§ Stated problem:
Reproduce each line exactly.

§ Stored data entries:
▼▼▼

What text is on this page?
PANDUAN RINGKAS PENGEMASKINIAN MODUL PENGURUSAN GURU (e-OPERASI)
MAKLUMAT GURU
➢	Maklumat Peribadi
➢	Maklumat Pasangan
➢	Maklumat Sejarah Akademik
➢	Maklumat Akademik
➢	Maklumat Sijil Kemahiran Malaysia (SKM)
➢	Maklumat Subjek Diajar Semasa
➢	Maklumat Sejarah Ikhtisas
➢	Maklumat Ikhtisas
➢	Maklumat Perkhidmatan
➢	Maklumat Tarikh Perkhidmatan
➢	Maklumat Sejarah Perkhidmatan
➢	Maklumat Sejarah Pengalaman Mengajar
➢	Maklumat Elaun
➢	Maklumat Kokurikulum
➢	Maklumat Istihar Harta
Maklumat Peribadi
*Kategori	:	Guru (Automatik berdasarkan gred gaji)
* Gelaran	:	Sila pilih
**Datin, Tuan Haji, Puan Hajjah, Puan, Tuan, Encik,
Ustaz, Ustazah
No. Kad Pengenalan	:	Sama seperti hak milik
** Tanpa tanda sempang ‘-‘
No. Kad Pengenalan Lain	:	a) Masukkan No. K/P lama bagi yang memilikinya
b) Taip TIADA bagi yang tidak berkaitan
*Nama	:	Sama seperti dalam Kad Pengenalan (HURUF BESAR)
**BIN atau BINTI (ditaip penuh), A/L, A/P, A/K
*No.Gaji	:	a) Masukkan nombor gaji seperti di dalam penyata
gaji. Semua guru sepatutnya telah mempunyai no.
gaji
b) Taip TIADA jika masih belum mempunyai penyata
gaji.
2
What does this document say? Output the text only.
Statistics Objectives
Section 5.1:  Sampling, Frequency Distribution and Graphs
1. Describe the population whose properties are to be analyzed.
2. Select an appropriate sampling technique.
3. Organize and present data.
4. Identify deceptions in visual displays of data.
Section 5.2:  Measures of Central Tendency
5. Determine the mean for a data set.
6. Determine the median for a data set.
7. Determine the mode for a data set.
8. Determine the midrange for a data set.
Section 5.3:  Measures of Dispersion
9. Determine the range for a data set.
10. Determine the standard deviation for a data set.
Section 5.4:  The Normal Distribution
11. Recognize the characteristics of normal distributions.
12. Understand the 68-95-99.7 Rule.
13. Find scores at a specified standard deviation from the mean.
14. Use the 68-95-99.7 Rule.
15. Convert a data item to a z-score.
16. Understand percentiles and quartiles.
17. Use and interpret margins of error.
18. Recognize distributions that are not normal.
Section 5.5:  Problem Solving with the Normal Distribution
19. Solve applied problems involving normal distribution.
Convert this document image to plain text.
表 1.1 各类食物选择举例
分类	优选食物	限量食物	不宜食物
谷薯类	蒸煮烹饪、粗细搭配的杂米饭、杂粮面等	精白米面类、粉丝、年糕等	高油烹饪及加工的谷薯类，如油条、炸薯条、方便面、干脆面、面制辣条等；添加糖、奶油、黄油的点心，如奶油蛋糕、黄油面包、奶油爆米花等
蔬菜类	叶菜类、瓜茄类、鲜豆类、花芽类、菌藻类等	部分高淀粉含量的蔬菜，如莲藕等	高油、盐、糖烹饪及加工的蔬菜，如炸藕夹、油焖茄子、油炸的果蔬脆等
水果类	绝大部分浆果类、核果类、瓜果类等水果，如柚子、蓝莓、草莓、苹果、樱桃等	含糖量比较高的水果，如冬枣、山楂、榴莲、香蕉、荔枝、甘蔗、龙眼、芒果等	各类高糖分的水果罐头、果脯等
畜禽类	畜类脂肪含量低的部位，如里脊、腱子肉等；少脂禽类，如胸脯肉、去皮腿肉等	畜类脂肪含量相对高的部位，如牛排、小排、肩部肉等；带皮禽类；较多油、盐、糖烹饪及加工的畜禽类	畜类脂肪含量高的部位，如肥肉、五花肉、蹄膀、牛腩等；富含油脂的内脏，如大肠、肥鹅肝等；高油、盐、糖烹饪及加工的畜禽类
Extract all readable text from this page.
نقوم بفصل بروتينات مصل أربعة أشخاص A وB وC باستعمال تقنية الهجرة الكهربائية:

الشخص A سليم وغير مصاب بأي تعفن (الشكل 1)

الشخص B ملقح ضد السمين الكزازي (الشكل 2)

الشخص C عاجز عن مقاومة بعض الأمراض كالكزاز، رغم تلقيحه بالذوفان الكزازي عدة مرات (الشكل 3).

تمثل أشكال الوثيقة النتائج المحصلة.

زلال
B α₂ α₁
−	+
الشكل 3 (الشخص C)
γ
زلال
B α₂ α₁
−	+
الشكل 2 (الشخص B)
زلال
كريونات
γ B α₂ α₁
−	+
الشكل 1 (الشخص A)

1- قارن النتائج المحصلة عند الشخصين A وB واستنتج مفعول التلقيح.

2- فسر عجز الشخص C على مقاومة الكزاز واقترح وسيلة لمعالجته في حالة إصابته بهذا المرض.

▲▲▲

§ Result of the task:
What text is on this page?
PANDUAN RINGKAS PENGEMASKINIAN MODUL PENGURUSAN GURU (e-OPERASI)
MAKLUMAT GURU
➢	Maklumat Peribadi
➢	Maklumat Pasangan
➢	Maklumat Sejarah Akademik
➢	Maklumat Akademik
➢	Maklumat Sijil Kemahiran Malaysia (SKM)
➢	Maklumat Subjek Diajar Semasa
➢	Maklumat Sejarah Ikhtisas
➢	Maklumat Ikhtisas
➢	Maklumat Perkhidmatan
➢	Maklumat Tarikh Perkhidmatan
➢	Maklumat Sejarah Perkhidmatan
➢	Maklumat Sejarah Pengalaman Mengajar
➢	Maklumat Elaun
➢	Maklumat Kokurikulum
➢	Maklumat Istihar Harta
Maklumat Peribadi
*Kategori	:	Guru (Automatik berdasarkan gred gaji)
* Gelaran	:	Sila pilih
**Datin, Tuan Haji, Puan Hajjah, Puan, Tuan, Encik,
Ustaz, Ustazah
No. Kad Pengenalan	:	Sama seperti hak milik
** Tanpa tanda sempang ‘-‘
No. Kad Pengenalan Lain	:	a) Masukkan No. K/P lama bagi yang memilikinya
b) Taip TIADA bagi yang tidak berkaitan
*Nama	:	Sama seperti dalam Kad Pengenalan (HURUF BESAR)
**BIN atau BINTI (ditaip penuh), A/L, A/P, A/K
*No.Gaji	:	a) Masukkan nombor gaji seperti di dalam penyata
gaji. Semua guru sepatutnya telah mempunyai no.
gaji
b) Taip TIADA jika masih belum mempunyai penyata
gaji.
2
What does this document say? Output the text only.
Statistics Objectives
Section 5.1:  Sampling, Frequency Distribution and Graphs
1. Describe the population whose properties are to be analyzed.
2. Select an appropriate sampling technique.
3. Organize and present data.
4. Identify deceptions in visual displays of data.
Section 5.2:  Measures of Central Tendency
5. Determine the mean for a data set.
6. Determine the median for a data set.
7. Determine the mode for a data set.
8. Determine the midrange for a data set.
Section 5.3:  Measures of Dispersion
9. Determine the range for a data set.
10. Determine the standard deviation for a data set.
Section 5.4:  The Normal Distribution
11. Recognize the characteristics of normal distributions.
12. Understand the 68-95-99.7 Rule.
13. Find scores at a specified standard deviation from the mean.
14. Use the 68-95-99.7 Rule.
15. Convert a data item to a z-score.
16. Understand percentiles and quartiles.
17. Use and interpret margins of error.
18. Recognize distributions that are not normal.
Section 5.5:  Problem Solving with the Normal Distribution
19. Solve applied problems involving normal distribution.
Convert this document image to plain text.
表 1.1 各类食物选择举例
分类	优选食物	限量食物	不宜食物
谷薯类	蒸煮烹饪、粗细搭配的杂米饭、杂粮面等	精白米面类、粉丝、年糕等	高油烹饪及加工的谷薯类，如油条、炸薯条、方便面、干脆面、面制辣条等；添加糖、奶油、黄油的点心，如奶油蛋糕、黄油面包、奶油爆米花等
蔬菜类	叶菜类、瓜茄类、鲜豆类、花芽类、菌藻类等	部分高淀粉含量的蔬菜，如莲藕等	高油、盐、糖烹饪及加工的蔬菜，如炸藕夹、油焖茄子、油炸的果蔬脆等
水果类	绝大部分浆果类、核果类、瓜果类等水果，如柚子、蓝莓、草莓、苹果、樱桃等	含糖量比较高的水果，如冬枣、山楂、榴莲、香蕉、荔枝、甘蔗、龙眼、芒果等	各类高糖分的水果罐头、果脯等
畜禽类	畜类脂肪含量低的部位，如里脊、腱子肉等；少脂禽类，如胸脯肉、去皮腿肉等	畜类脂肪含量相对高的部位，如牛排、小排、肩部肉等；带皮禽类；较多油、盐、糖烹饪及加工的畜禽类	畜类脂肪含量高的部位，如肥肉、五花肉、蹄膀、牛腩等；富含油脂的内脏，如大肠、肥鹅肝等；高油、盐、糖烹饪及加工的畜禽类
Extract all readable text from this page.
نقوم بفصل بروتينات مصل أربعة أشخاص A وB وC باستعمال تقنية الهجرة الكهربائية:

الشخص A سليم وغير مصاب بأي تعفن (الشكل 1)

الشخص B ملقح ضد السمين الكزازي (الشكل 2)

الشخص C عاجز عن مقاومة بعض الأمراض كالكزاز، رغم تلقيحه بالذوفان الكزازي عدة مرات (الشكل 3).

تمثل أشكال الوثيقة النتائج المحصلة.

زلال
B α₂ α₁
−	+
الشكل 3 (الشخص C)
γ
زلال
B α₂ α₁
−	+
الشكل 2 (الشخص B)
زلال
كريونات
γ B α₂ α₁
−	+
الشكل 1 (الشخص A)

1- قارن النتائج المحصلة عند الشخصين A وB واستنتج مفعول التلقيح.

2- فسر عجز الشخص C على مقاومة الكزاز واقترح وسيلة لمعالجته في حالة إصابته بهذا المرض.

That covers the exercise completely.